--- Problem to solve ---
Repeat all the records exactly, omitting pictures.
** start Data for processing **
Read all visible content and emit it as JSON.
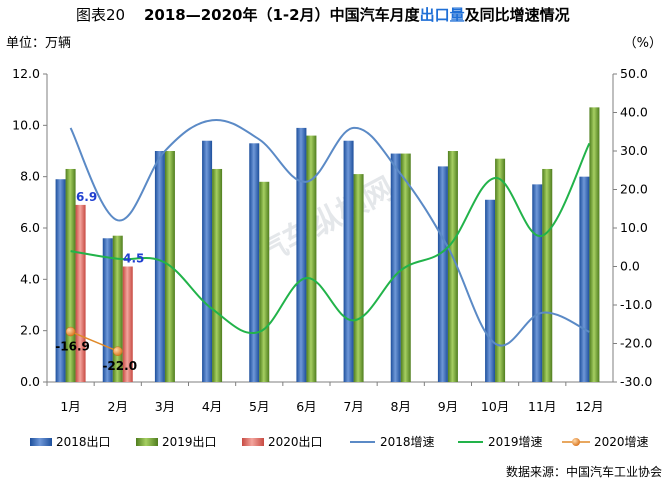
{
  "chart_data": {
    "type": "bar",
    "title_prefix": "图表20",
    "title_main": "2018—2020年（1-2月）中国汽车月度",
    "title_highlight": "出口量",
    "title_suffix": "及同比增速情况",
    "left_unit": "单位：万辆",
    "right_unit": "（%）",
    "categories": [
      "1月",
      "2月",
      "3月",
      "4月",
      "5月",
      "6月",
      "7月",
      "8月",
      "9月",
      "10月",
      "11月",
      "12月"
    ],
    "left_axis": {
      "min": 0,
      "max": 12,
      "step": 2,
      "tick_labels": [
        "0.0",
        "2.0",
        "4.0",
        "6.0",
        "8.0",
        "10.0",
        "12.0"
      ]
    },
    "right_axis": {
      "min": -30,
      "max": 50,
      "step": 10,
      "tick_labels": [
        "-30.0",
        "-20.0",
        "-10.0",
        "0.0",
        "10.0",
        "20.0",
        "30.0",
        "40.0",
        "50.0"
      ]
    },
    "bar_series": [
      {
        "name": "2018出口",
        "color": "#2e5fb0",
        "values": [
          7.9,
          5.6,
          9.0,
          9.4,
          9.3,
          9.9,
          9.4,
          8.9,
          8.4,
          7.1,
          7.7,
          8.0
        ]
      },
      {
        "name": "2019出口",
        "color": "#6a9a2c",
        "values": [
          8.3,
          5.7,
          9.0,
          8.3,
          7.8,
          9.6,
          8.1,
          8.9,
          9.0,
          8.7,
          8.3,
          10.7
        ]
      },
      {
        "name": "2020出口",
        "color": "#e0726a",
        "values": [
          6.9,
          4.5,
          null,
          null,
          null,
          null,
          null,
          null,
          null,
          null,
          null,
          null
        ]
      }
    ],
    "line_series": [
      {
        "name": "2018增速",
        "color": "#5b8ac6",
        "values": [
          36,
          12,
          30,
          38,
          33,
          22,
          36,
          24,
          5,
          -20,
          -12,
          -17
        ]
      },
      {
        "name": "2019增速",
        "color": "#22b34a",
        "values": [
          4,
          2,
          1,
          -11,
          -17,
          -3,
          -14,
          -1,
          5,
          23,
          8,
          32
        ]
      },
      {
        "name": "2020增速",
        "color": "#e08a2a",
        "values": [
          -16.9,
          -22.0,
          null,
          null,
          null,
          null,
          null,
          null,
          null,
          null,
          null,
          null
        ]
      }
    ],
    "bar_labels": [
      "6.9",
      "4.5"
    ],
    "line_labels": [
      "-16.9",
      "-22.0"
    ],
    "legend_position": "bottom",
    "grid": false
  },
  "source": "数据来源：中国汽车工业协会",
  "watermark": "汽车纵横网"
}
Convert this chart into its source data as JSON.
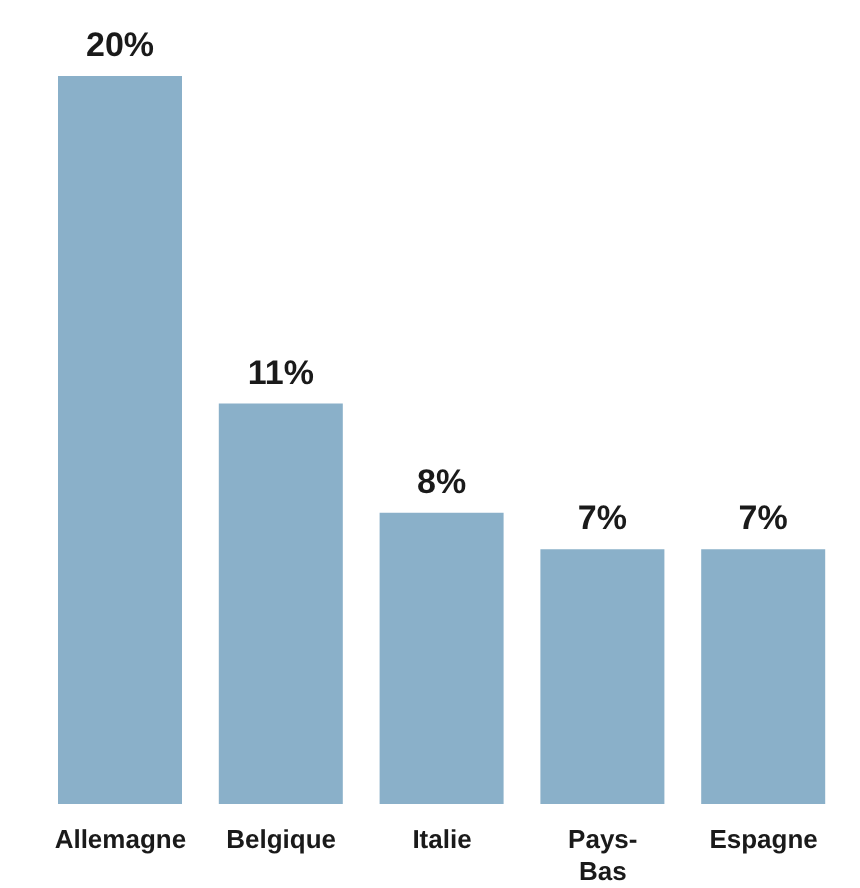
{
  "chart_data": {
    "type": "bar",
    "categories": [
      "Allemagne",
      "Belgique",
      "Italie",
      "Pays-Bas",
      "Espagne"
    ],
    "values": [
      20,
      11,
      8,
      7,
      7
    ],
    "value_labels": [
      "20%",
      "11%",
      "8%",
      "7%",
      "7%"
    ],
    "color": "#8ab0c9"
  }
}
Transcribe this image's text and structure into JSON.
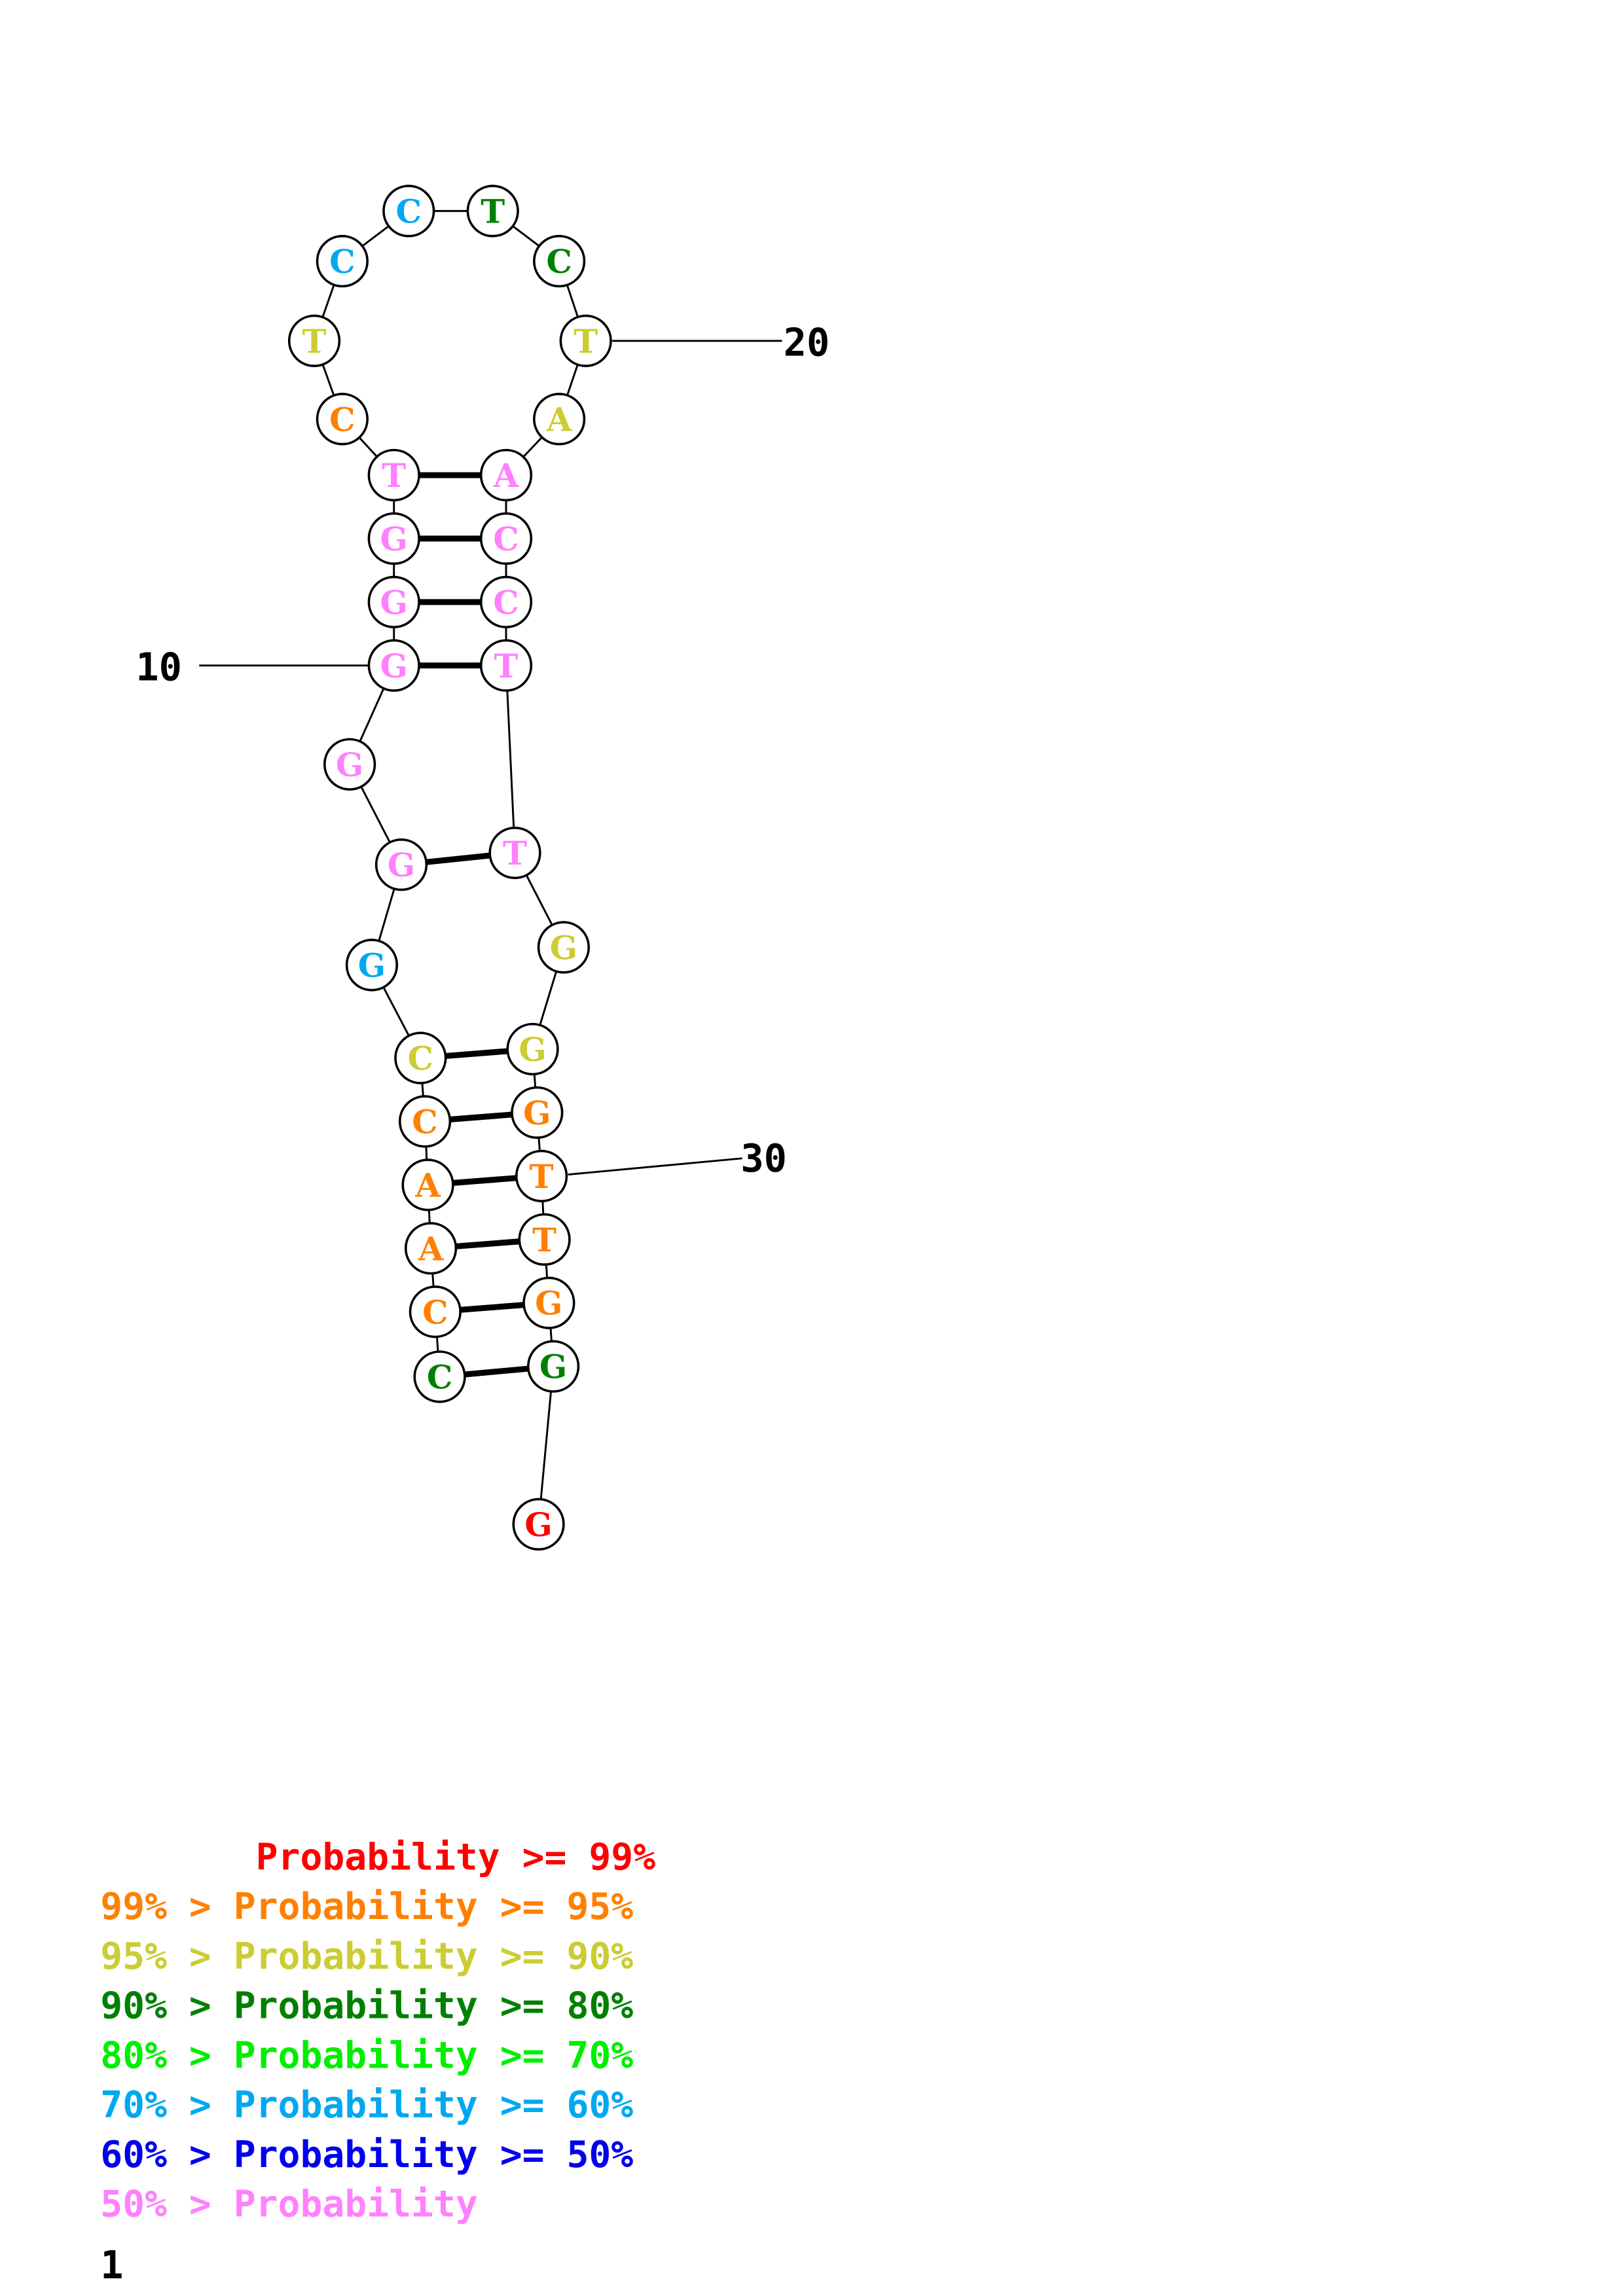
{
  "colors": {
    "p99": "#ff0000",
    "p95": "#ff8000",
    "p90": "#cccc33",
    "p80": "#008000",
    "p70": "#00ee00",
    "p60": "#00a8f0",
    "p50": "#0000ee",
    "low": "#ff80ff"
  },
  "structure": {
    "nucleotides": [
      {
        "base": "C",
        "prob": "p80"
      },
      {
        "base": "C",
        "prob": "p95"
      },
      {
        "base": "A",
        "prob": "p95"
      },
      {
        "base": "A",
        "prob": "p95"
      },
      {
        "base": "C",
        "prob": "p95"
      },
      {
        "base": "C",
        "prob": "p90"
      },
      {
        "base": "G",
        "prob": "p60"
      },
      {
        "base": "G",
        "prob": "low"
      },
      {
        "base": "G",
        "prob": "low"
      },
      {
        "base": "G",
        "prob": "low"
      },
      {
        "base": "G",
        "prob": "low"
      },
      {
        "base": "G",
        "prob": "low"
      },
      {
        "base": "T",
        "prob": "low"
      },
      {
        "base": "C",
        "prob": "p95"
      },
      {
        "base": "T",
        "prob": "p90"
      },
      {
        "base": "C",
        "prob": "p60"
      },
      {
        "base": "C",
        "prob": "p60"
      },
      {
        "base": "T",
        "prob": "p80"
      },
      {
        "base": "C",
        "prob": "p80"
      },
      {
        "base": "T",
        "prob": "p90"
      },
      {
        "base": "A",
        "prob": "p90"
      },
      {
        "base": "A",
        "prob": "low"
      },
      {
        "base": "C",
        "prob": "low"
      },
      {
        "base": "C",
        "prob": "low"
      },
      {
        "base": "T",
        "prob": "low"
      },
      {
        "base": "T",
        "prob": "low"
      },
      {
        "base": "G",
        "prob": "p90"
      },
      {
        "base": "G",
        "prob": "p90"
      },
      {
        "base": "G",
        "prob": "p95"
      },
      {
        "base": "T",
        "prob": "p95"
      },
      {
        "base": "T",
        "prob": "p95"
      },
      {
        "base": "G",
        "prob": "p95"
      },
      {
        "base": "G",
        "prob": "p80"
      },
      {
        "base": "G",
        "prob": "p99"
      }
    ],
    "pairs": [
      [
        1,
        33
      ],
      [
        2,
        32
      ],
      [
        3,
        31
      ],
      [
        4,
        30
      ],
      [
        5,
        29
      ],
      [
        6,
        28
      ],
      [
        8,
        26
      ],
      [
        10,
        25
      ],
      [
        11,
        24
      ],
      [
        12,
        23
      ],
      [
        13,
        22
      ]
    ],
    "index_labels": [
      "10",
      "20",
      "30"
    ]
  },
  "legend": [
    {
      "text": "       Probability >= 99%",
      "prob": "p99"
    },
    {
      "text": "99% > Probability >= 95%",
      "prob": "p95"
    },
    {
      "text": "95% > Probability >= 90%",
      "prob": "p90"
    },
    {
      "text": "90% > Probability >= 80%",
      "prob": "p80"
    },
    {
      "text": "80% > Probability >= 70%",
      "prob": "p70"
    },
    {
      "text": "70% > Probability >= 60%",
      "prob": "p60"
    },
    {
      "text": "60% > Probability >= 50%",
      "prob": "p50"
    },
    {
      "text": "50% > Probability",
      "prob": "low"
    }
  ],
  "footer_label": "1"
}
** end Data for processing **
--- Complete response ---
Read all visible content and emit it as JSON.
{
  "chart_data": {
    "type": "bar",
    "title_prefix": "图表20",
    "title_main": "2018—2020年（1-2月）中国汽车月度",
    "title_highlight": "出口量",
    "title_suffix": "及同比增速情况",
    "left_unit": "单位：万辆",
    "right_unit": "（%）",
    "categories": [
      "1月",
      "2月",
      "3月",
      "4月",
      "5月",
      "6月",
      "7月",
      "8月",
      "9月",
      "10月",
      "11月",
      "12月"
    ],
    "left_axis": {
      "min": 0,
      "max": 12,
      "step": 2,
      "tick_labels": [
        "0.0",
        "2.0",
        "4.0",
        "6.0",
        "8.0",
        "10.0",
        "12.0"
      ]
    },
    "right_axis": {
      "min": -30,
      "max": 50,
      "step": 10,
      "tick_labels": [
        "-30.0",
        "-20.0",
        "-10.0",
        "0.0",
        "10.0",
        "20.0",
        "30.0",
        "40.0",
        "50.0"
      ]
    },
    "bar_series": [
      {
        "name": "2018出口",
        "color": "#2e5fb0",
        "values": [
          7.9,
          5.6,
          9.0,
          9.4,
          9.3,
          9.9,
          9.4,
          8.9,
          8.4,
          7.1,
          7.7,
          8.0
        ]
      },
      {
        "name": "2019出口",
        "color": "#6a9a2c",
        "values": [
          8.3,
          5.7,
          9.0,
          8.3,
          7.8,
          9.6,
          8.1,
          8.9,
          9.0,
          8.7,
          8.3,
          10.7
        ]
      },
      {
        "name": "2020出口",
        "color": "#e0726a",
        "values": [
          6.9,
          4.5,
          null,
          null,
          null,
          null,
          null,
          null,
          null,
          null,
          null,
          null
        ]
      }
    ],
    "line_series": [
      {
        "name": "2018增速",
        "color": "#5b8ac6",
        "values": [
          36,
          12,
          30,
          38,
          33,
          22,
          36,
          24,
          5,
          -20,
          -12,
          -17
        ]
      },
      {
        "name": "2019增速",
        "color": "#22b34a",
        "values": [
          4,
          2,
          1,
          -11,
          -17,
          -3,
          -14,
          -1,
          5,
          23,
          8,
          32
        ]
      },
      {
        "name": "2020增速",
        "color": "#e08a2a",
        "values": [
          -16.9,
          -22.0,
          null,
          null,
          null,
          null,
          null,
          null,
          null,
          null,
          null,
          null
        ]
      }
    ],
    "bar_labels": [
      "6.9",
      "4.5"
    ],
    "line_labels": [
      "-16.9",
      "-22.0"
    ],
    "legend_position": "bottom",
    "grid": false
  },
  "source": "数据来源：中国汽车工业协会",
  "watermark": "汽车纵横网"
}
Convert this chart into its source data as JSON.
{
  "chart_data": {
    "type": "bar",
    "categories": [
      "Allemagne",
      "Belgique",
      "Italie",
      "Pays-Bas",
      "Espagne"
    ],
    "values": [
      20,
      11,
      8,
      7,
      7
    ],
    "value_labels": [
      "20%",
      "11%",
      "8%",
      "7%",
      "7%"
    ],
    "color": "#8ab0c9"
  }
}
Transcribe this image's text and structure into JSON.
{
  "colors": {
    "p99": "#ff0000",
    "p95": "#ff8000",
    "p90": "#cccc33",
    "p80": "#008000",
    "p70": "#00ee00",
    "p60": "#00a8f0",
    "p50": "#0000ee",
    "low": "#ff80ff"
  },
  "structure": {
    "nucleotides": [
      {
        "base": "C",
        "prob": "p80"
      },
      {
        "base": "C",
        "prob": "p95"
      },
      {
        "base": "A",
        "prob": "p95"
      },
      {
        "base": "A",
        "prob": "p95"
      },
      {
        "base": "C",
        "prob": "p95"
      },
      {
        "base": "C",
        "prob": "p90"
      },
      {
        "base": "G",
        "prob": "p60"
      },
      {
        "base": "G",
        "prob": "low"
      },
      {
        "base": "G",
        "prob": "low"
      },
      {
        "base": "G",
        "prob": "low"
      },
      {
        "base": "G",
        "prob": "low"
      },
      {
        "base": "G",
        "prob": "low"
      },
      {
        "base": "T",
        "prob": "low"
      },
      {
        "base": "C",
        "prob": "p95"
      },
      {
        "base": "T",
        "prob": "p90"
      },
      {
        "base": "C",
        "prob": "p60"
      },
      {
        "base": "C",
        "prob": "p60"
      },
      {
        "base": "T",
        "prob": "p80"
      },
      {
        "base": "C",
        "prob": "p80"
      },
      {
        "base": "T",
        "prob": "p90"
      },
      {
        "base": "A",
        "prob": "p90"
      },
      {
        "base": "A",
        "prob": "low"
      },
      {
        "base": "C",
        "prob": "low"
      },
      {
        "base": "C",
        "prob": "low"
      },
      {
        "base": "T",
        "prob": "low"
      },
      {
        "base": "T",
        "prob": "low"
      },
      {
        "base": "G",
        "prob": "p90"
      },
      {
        "base": "G",
        "prob": "p90"
      },
      {
        "base": "G",
        "prob": "p95"
      },
      {
        "base": "T",
        "prob": "p95"
      },
      {
        "base": "T",
        "prob": "p95"
      },
      {
        "base": "G",
        "prob": "p95"
      },
      {
        "base": "G",
        "prob": "p80"
      },
      {
        "base": "G",
        "prob": "p99"
      }
    ],
    "pairs": [
      [
        1,
        33
      ],
      [
        2,
        32
      ],
      [
        3,
        31
      ],
      [
        4,
        30
      ],
      [
        5,
        29
      ],
      [
        6,
        28
      ],
      [
        8,
        26
      ],
      [
        10,
        25
      ],
      [
        11,
        24
      ],
      [
        12,
        23
      ],
      [
        13,
        22
      ]
    ],
    "index_labels": [
      "10",
      "20",
      "30"
    ]
  },
  "legend": [
    {
      "text": "       Probability >= 99%",
      "prob": "p99"
    },
    {
      "text": "99% > Probability >= 95%",
      "prob": "p95"
    },
    {
      "text": "95% > Probability >= 90%",
      "prob": "p90"
    },
    {
      "text": "90% > Probability >= 80%",
      "prob": "p80"
    },
    {
      "text": "80% > Probability >= 70%",
      "prob": "p70"
    },
    {
      "text": "70% > Probability >= 60%",
      "prob": "p60"
    },
    {
      "text": "60% > Probability >= 50%",
      "prob": "p50"
    },
    {
      "text": "50% > Probability",
      "prob": "low"
    }
  ],
  "footer_label": "1"
}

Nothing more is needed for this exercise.